*STATED GOAL*: Repeat every line of the material, character for character.

════════════════════

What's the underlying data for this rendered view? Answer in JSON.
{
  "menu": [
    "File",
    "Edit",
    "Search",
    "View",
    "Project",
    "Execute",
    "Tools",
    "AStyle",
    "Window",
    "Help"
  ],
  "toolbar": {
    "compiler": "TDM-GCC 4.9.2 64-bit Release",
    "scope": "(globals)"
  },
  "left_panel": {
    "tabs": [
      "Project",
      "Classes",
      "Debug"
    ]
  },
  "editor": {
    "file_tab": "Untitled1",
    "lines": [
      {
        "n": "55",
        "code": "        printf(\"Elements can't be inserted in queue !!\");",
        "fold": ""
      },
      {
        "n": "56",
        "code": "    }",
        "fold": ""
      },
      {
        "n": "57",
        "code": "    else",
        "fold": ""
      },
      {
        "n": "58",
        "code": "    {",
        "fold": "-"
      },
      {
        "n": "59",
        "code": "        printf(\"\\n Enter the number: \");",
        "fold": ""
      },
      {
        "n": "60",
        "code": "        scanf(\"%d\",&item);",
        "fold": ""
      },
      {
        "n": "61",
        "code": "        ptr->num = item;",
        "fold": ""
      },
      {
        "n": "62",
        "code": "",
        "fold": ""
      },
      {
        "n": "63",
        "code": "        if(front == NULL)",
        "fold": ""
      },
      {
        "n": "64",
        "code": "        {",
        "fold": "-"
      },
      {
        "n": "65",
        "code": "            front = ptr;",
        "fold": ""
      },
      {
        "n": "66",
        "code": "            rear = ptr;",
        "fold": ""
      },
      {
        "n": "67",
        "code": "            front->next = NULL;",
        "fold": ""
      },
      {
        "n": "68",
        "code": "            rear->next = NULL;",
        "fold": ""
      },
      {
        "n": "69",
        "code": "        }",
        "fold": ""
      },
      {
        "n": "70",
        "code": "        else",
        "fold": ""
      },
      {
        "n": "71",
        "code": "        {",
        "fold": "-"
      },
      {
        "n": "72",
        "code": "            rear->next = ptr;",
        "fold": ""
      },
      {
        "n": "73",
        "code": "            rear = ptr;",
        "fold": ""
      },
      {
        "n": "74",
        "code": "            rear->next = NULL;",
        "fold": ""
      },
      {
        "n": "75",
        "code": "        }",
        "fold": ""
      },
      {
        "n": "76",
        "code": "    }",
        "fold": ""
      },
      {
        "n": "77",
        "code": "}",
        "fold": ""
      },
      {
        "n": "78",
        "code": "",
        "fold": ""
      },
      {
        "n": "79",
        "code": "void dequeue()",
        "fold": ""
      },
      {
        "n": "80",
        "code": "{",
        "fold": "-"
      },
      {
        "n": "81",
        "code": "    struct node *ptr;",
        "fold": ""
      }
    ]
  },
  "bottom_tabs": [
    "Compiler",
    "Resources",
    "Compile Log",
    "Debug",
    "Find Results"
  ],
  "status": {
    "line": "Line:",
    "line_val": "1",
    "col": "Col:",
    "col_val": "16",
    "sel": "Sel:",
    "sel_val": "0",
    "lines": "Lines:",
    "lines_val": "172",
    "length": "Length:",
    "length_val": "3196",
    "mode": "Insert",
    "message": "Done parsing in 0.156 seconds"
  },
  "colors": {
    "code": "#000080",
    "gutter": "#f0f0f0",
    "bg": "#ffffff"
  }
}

════════════════════

*EXERCISE OUTPUT*:
What's the underlying data for this rendered view? Answer in JSON.
{
  "menu": [
    "File",
    "Edit",
    "Search",
    "View",
    "Project",
    "Execute",
    "Tools",
    "AStyle",
    "Window",
    "Help"
  ],
  "toolbar": {
    "compiler": "TDM-GCC 4.9.2 64-bit Release",
    "scope": "(globals)"
  },
  "left_panel": {
    "tabs": [
      "Project",
      "Classes",
      "Debug"
    ]
  },
  "editor": {
    "file_tab": "Untitled1",
    "lines": [
      {
        "n": "55",
        "code": "        printf(\"Elements can't be inserted in queue !!\");",
        "fold": ""
      },
      {
        "n": "56",
        "code": "    }",
        "fold": ""
      },
      {
        "n": "57",
        "code": "    else",
        "fold": ""
      },
      {
        "n": "58",
        "code": "    {",
        "fold": "-"
      },
      {
        "n": "59",
        "code": "        printf(\"\\n Enter the number: \");",
        "fold": ""
      },
      {
        "n": "60",
        "code": "        scanf(\"%d\",&item);",
        "fold": ""
      },
      {
        "n": "61",
        "code": "        ptr->num = item;",
        "fold": ""
      },
      {
        "n": "62",
        "code": "",
        "fold": ""
      },
      {
        "n": "63",
        "code": "        if(front == NULL)",
        "fold": ""
      },
      {
        "n": "64",
        "code": "        {",
        "fold": "-"
      },
      {
        "n": "65",
        "code": "            front = ptr;",
        "fold": ""
      },
      {
        "n": "66",
        "code": "            rear = ptr;",
        "fold": ""
      },
      {
        "n": "67",
        "code": "            front->next = NULL;",
        "fold": ""
      },
      {
        "n": "68",
        "code": "            rear->next = NULL;",
        "fold": ""
      },
      {
        "n": "69",
        "code": "        }",
        "fold": ""
      },
      {
        "n": "70",
        "code": "        else",
        "fold": ""
      },
      {
        "n": "71",
        "code": "        {",
        "fold": "-"
      },
      {
        "n": "72",
        "code": "            rear->next = ptr;",
        "fold": ""
      },
      {
        "n": "73",
        "code": "            rear = ptr;",
        "fold": ""
      },
      {
        "n": "74",
        "code": "            rear->next = NULL;",
        "fold": ""
      },
      {
        "n": "75",
        "code": "        }",
        "fold": ""
      },
      {
        "n": "76",
        "code": "    }",
        "fold": ""
      },
      {
        "n": "77",
        "code": "}",
        "fold": ""
      },
      {
        "n": "78",
        "code": "",
        "fold": ""
      },
      {
        "n": "79",
        "code": "void dequeue()",
        "fold": ""
      },
      {
        "n": "80",
        "code": "{",
        "fold": "-"
      },
      {
        "n": "81",
        "code": "    struct node *ptr;",
        "fold": ""
      }
    ]
  },
  "bottom_tabs": [
    "Compiler",
    "Resources",
    "Compile Log",
    "Debug",
    "Find Results"
  ],
  "status": {
    "line": "Line:",
    "line_val": "1",
    "col": "Col:",
    "col_val": "16",
    "sel": "Sel:",
    "sel_val": "0",
    "lines": "Lines:",
    "lines_val": "172",
    "length": "Length:",
    "length_val": "3196",
    "mode": "Insert",
    "message": "Done parsing in 0.156 seconds"
  },
  "colors": {
    "code": "#000080",
    "gutter": "#f0f0f0",
    "bg": "#ffffff"
  }
}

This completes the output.